___ DATASET CONTENT

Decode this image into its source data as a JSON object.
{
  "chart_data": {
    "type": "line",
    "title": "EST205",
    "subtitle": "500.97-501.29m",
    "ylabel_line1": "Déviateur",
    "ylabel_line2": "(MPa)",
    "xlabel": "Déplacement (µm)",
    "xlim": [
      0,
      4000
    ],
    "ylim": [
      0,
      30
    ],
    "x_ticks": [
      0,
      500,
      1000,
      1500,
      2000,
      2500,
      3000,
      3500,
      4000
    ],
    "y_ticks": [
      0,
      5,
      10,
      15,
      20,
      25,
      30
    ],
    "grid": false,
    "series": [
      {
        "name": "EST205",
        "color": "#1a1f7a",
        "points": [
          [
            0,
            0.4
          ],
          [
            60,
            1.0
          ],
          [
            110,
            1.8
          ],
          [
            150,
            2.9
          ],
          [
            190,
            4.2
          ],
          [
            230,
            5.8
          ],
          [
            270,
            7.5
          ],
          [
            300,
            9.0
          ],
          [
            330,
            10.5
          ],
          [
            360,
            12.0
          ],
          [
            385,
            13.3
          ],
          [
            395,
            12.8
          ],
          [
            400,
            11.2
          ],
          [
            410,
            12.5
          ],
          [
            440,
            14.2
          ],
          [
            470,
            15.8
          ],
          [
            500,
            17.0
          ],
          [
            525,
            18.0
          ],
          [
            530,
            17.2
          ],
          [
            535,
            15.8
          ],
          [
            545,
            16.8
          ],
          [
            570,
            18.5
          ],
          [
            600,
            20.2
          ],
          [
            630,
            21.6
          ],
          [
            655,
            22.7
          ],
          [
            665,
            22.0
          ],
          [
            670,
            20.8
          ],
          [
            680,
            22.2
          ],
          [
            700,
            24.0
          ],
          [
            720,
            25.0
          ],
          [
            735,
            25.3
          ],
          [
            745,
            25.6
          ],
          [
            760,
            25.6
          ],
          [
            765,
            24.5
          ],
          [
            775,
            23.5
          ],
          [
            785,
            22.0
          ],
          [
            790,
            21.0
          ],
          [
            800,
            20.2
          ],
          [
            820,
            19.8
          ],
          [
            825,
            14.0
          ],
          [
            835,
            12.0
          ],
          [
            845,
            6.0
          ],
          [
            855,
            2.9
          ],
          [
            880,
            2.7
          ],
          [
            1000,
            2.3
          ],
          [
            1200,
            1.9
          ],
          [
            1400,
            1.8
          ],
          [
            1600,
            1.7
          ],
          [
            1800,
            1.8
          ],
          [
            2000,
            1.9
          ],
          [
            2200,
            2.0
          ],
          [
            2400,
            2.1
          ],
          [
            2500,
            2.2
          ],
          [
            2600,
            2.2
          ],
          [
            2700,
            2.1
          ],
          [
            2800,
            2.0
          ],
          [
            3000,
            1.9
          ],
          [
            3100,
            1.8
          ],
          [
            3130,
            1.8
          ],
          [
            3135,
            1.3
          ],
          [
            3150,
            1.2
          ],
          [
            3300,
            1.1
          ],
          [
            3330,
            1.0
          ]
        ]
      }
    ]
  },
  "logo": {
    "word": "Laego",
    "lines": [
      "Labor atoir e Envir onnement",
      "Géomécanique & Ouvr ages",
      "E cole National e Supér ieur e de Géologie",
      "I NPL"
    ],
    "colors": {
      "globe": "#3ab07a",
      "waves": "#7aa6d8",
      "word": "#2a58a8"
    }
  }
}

______

▶ _WHAT YOU WILL DO_
Make an exact copy of all the data.

▶ _IN RESPONSE_
Decode this image into its source data as a JSON object.
{
  "chart_data": {
    "type": "line",
    "title": "EST205",
    "subtitle": "500.97-501.29m",
    "ylabel_line1": "Déviateur",
    "ylabel_line2": "(MPa)",
    "xlabel": "Déplacement (µm)",
    "xlim": [
      0,
      4000
    ],
    "ylim": [
      0,
      30
    ],
    "x_ticks": [
      0,
      500,
      1000,
      1500,
      2000,
      2500,
      3000,
      3500,
      4000
    ],
    "y_ticks": [
      0,
      5,
      10,
      15,
      20,
      25,
      30
    ],
    "grid": false,
    "series": [
      {
        "name": "EST205",
        "color": "#1a1f7a",
        "points": [
          [
            0,
            0.4
          ],
          [
            60,
            1.0
          ],
          [
            110,
            1.8
          ],
          [
            150,
            2.9
          ],
          [
            190,
            4.2
          ],
          [
            230,
            5.8
          ],
          [
            270,
            7.5
          ],
          [
            300,
            9.0
          ],
          [
            330,
            10.5
          ],
          [
            360,
            12.0
          ],
          [
            385,
            13.3
          ],
          [
            395,
            12.8
          ],
          [
            400,
            11.2
          ],
          [
            410,
            12.5
          ],
          [
            440,
            14.2
          ],
          [
            470,
            15.8
          ],
          [
            500,
            17.0
          ],
          [
            525,
            18.0
          ],
          [
            530,
            17.2
          ],
          [
            535,
            15.8
          ],
          [
            545,
            16.8
          ],
          [
            570,
            18.5
          ],
          [
            600,
            20.2
          ],
          [
            630,
            21.6
          ],
          [
            655,
            22.7
          ],
          [
            665,
            22.0
          ],
          [
            670,
            20.8
          ],
          [
            680,
            22.2
          ],
          [
            700,
            24.0
          ],
          [
            720,
            25.0
          ],
          [
            735,
            25.3
          ],
          [
            745,
            25.6
          ],
          [
            760,
            25.6
          ],
          [
            765,
            24.5
          ],
          [
            775,
            23.5
          ],
          [
            785,
            22.0
          ],
          [
            790,
            21.0
          ],
          [
            800,
            20.2
          ],
          [
            820,
            19.8
          ],
          [
            825,
            14.0
          ],
          [
            835,
            12.0
          ],
          [
            845,
            6.0
          ],
          [
            855,
            2.9
          ],
          [
            880,
            2.7
          ],
          [
            1000,
            2.3
          ],
          [
            1200,
            1.9
          ],
          [
            1400,
            1.8
          ],
          [
            1600,
            1.7
          ],
          [
            1800,
            1.8
          ],
          [
            2000,
            1.9
          ],
          [
            2200,
            2.0
          ],
          [
            2400,
            2.1
          ],
          [
            2500,
            2.2
          ],
          [
            2600,
            2.2
          ],
          [
            2700,
            2.1
          ],
          [
            2800,
            2.0
          ],
          [
            3000,
            1.9
          ],
          [
            3100,
            1.8
          ],
          [
            3130,
            1.8
          ],
          [
            3135,
            1.3
          ],
          [
            3150,
            1.2
          ],
          [
            3300,
            1.1
          ],
          [
            3330,
            1.0
          ]
        ]
      }
    ]
  },
  "logo": {
    "word": "Laego",
    "lines": [
      "Labor atoir e Envir onnement",
      "Géomécanique & Ouvr ages",
      "E cole National e Supér ieur e de Géologie",
      "I NPL"
    ],
    "colors": {
      "globe": "#3ab07a",
      "waves": "#7aa6d8",
      "word": "#2a58a8"
    }
  }
}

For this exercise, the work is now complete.